## TASK TO CARRY OUT
Pull out all lines from the listing below in which the word "является" appears.

## RECORDS PROVIDED

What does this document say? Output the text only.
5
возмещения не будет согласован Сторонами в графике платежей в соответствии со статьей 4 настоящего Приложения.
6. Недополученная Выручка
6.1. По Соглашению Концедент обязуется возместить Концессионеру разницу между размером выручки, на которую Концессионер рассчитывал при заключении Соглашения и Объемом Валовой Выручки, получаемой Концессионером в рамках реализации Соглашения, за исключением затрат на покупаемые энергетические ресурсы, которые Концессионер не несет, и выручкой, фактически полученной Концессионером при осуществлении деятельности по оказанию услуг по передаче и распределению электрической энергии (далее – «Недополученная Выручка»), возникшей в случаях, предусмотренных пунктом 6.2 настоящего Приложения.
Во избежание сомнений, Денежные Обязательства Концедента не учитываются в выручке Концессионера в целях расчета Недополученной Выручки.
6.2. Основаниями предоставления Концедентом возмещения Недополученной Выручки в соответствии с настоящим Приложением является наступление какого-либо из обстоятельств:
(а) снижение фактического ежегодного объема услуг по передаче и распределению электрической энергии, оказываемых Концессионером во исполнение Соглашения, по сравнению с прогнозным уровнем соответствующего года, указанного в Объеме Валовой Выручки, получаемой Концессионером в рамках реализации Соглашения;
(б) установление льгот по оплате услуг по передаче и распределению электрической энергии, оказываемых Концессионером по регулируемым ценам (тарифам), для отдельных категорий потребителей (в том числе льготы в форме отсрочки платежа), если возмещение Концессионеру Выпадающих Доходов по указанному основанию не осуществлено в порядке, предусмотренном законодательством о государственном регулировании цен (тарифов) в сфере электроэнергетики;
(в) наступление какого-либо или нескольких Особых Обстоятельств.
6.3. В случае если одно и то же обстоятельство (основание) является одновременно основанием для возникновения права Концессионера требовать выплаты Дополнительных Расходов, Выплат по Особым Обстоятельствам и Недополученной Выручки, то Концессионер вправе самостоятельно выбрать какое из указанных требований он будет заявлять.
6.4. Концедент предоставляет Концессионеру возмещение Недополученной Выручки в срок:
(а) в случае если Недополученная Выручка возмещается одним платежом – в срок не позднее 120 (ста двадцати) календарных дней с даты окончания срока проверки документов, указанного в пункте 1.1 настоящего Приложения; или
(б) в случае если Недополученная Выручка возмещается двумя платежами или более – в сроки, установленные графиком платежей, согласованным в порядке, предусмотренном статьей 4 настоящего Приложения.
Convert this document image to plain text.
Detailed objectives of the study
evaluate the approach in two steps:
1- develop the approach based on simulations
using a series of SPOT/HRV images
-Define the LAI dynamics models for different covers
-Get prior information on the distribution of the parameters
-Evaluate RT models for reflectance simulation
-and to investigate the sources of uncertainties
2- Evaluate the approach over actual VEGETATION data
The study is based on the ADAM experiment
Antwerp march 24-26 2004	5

---

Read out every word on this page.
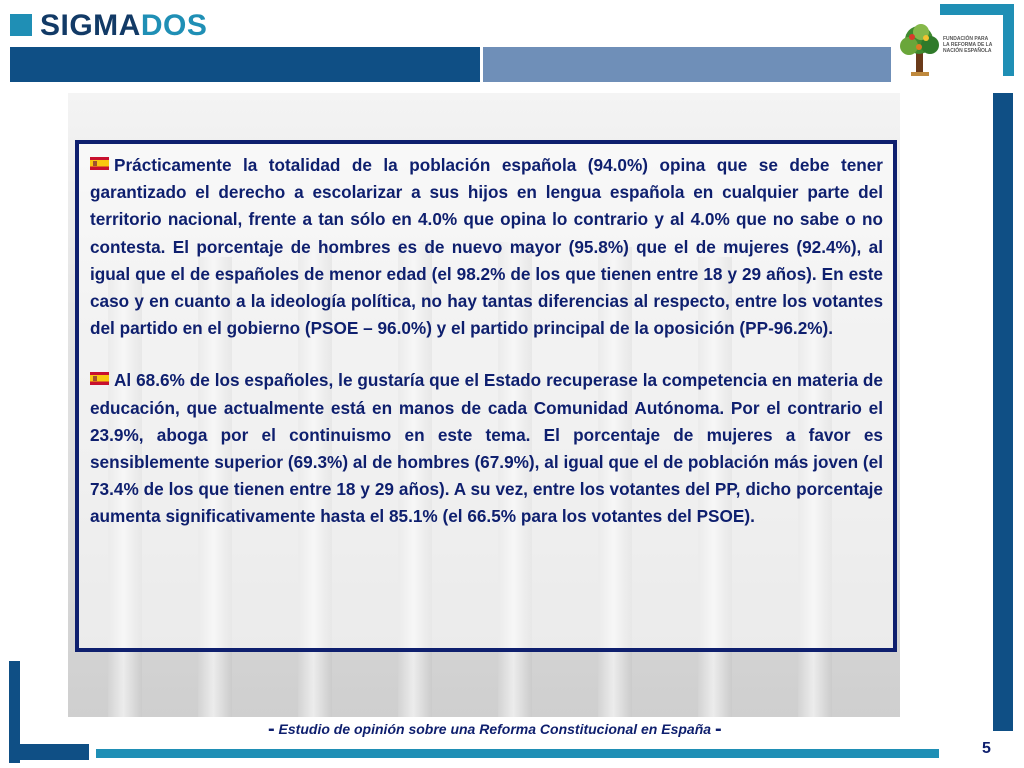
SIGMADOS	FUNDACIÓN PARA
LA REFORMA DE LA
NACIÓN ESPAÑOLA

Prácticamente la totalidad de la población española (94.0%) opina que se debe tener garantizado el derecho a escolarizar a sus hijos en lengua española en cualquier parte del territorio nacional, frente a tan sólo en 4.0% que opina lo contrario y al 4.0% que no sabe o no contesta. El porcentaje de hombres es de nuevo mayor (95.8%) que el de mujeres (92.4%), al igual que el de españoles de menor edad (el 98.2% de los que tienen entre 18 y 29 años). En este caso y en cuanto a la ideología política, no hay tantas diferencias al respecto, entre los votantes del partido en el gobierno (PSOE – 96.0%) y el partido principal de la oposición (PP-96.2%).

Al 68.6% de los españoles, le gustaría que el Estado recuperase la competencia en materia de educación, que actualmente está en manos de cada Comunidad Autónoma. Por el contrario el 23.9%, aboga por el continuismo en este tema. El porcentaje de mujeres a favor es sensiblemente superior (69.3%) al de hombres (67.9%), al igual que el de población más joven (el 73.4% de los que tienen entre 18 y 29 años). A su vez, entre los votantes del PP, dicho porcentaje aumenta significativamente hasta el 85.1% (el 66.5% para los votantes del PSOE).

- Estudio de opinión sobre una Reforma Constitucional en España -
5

## RESPONSE TO THIS TASK
6.2. Основаниями предоставления Концедентом возмещения Недополученной Выручки в соответствии с настоящим Приложением является наступление какого-либо из обстоятельств:
6.3. В случае если одно и то же обстоятельство (основание) является одновременно основанием для возникновения права Концессионера требовать выплаты Дополнительных Расходов, Выплат по Особым Обстоятельствам и Недополученной Выручки, то Концессионер вправе самостоятельно выбрать какое из указанных требований он будет заявлять.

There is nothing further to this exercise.